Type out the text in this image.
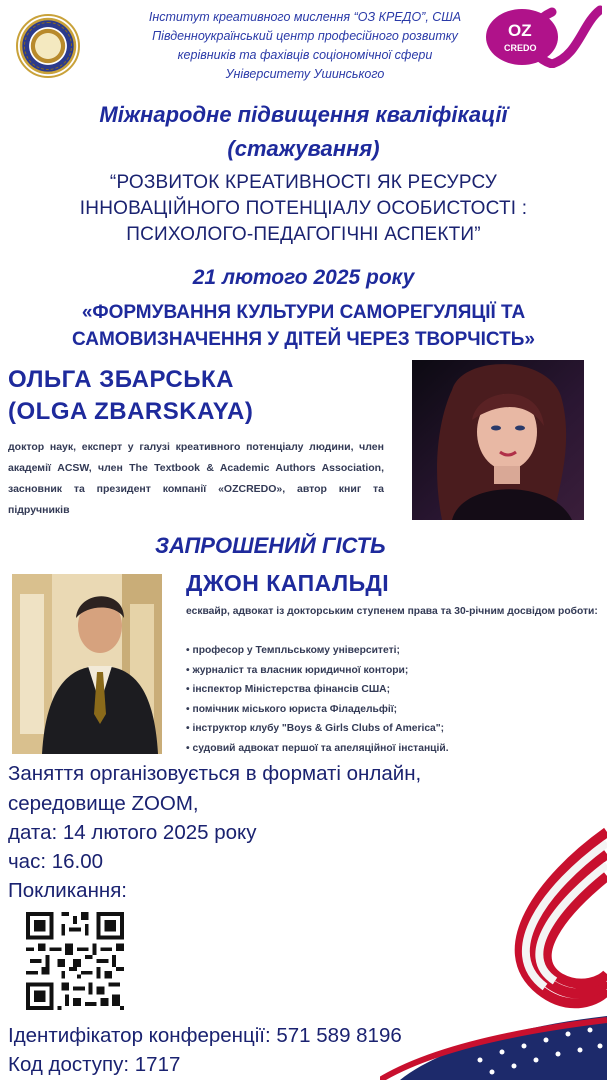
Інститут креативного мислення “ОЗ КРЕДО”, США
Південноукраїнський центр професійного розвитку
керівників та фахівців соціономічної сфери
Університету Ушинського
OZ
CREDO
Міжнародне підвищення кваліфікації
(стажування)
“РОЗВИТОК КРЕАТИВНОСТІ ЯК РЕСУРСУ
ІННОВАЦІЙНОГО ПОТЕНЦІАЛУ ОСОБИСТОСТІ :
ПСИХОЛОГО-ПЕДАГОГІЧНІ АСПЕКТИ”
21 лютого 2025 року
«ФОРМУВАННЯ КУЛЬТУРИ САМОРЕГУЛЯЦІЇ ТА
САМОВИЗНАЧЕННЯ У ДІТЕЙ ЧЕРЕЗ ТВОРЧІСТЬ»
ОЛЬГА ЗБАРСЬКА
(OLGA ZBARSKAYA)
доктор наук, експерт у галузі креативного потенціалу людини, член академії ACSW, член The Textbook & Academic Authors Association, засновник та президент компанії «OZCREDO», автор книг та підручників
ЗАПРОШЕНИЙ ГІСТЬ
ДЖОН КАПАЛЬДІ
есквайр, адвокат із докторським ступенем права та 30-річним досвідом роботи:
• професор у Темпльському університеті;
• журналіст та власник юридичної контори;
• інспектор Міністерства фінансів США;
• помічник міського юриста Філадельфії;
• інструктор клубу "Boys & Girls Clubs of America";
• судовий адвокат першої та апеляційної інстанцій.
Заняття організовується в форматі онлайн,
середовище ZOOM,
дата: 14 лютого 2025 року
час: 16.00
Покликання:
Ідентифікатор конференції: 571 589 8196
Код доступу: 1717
● ● ● ● ●
§ **Objective**
Search the entries for the string "адвокат" and collect each line that has it.

§ **Reply**
есквайр, адвокат із докторським ступенем права та 30-річним досвідом роботи:
• судовий адвокат першої та апеляційної інстанцій.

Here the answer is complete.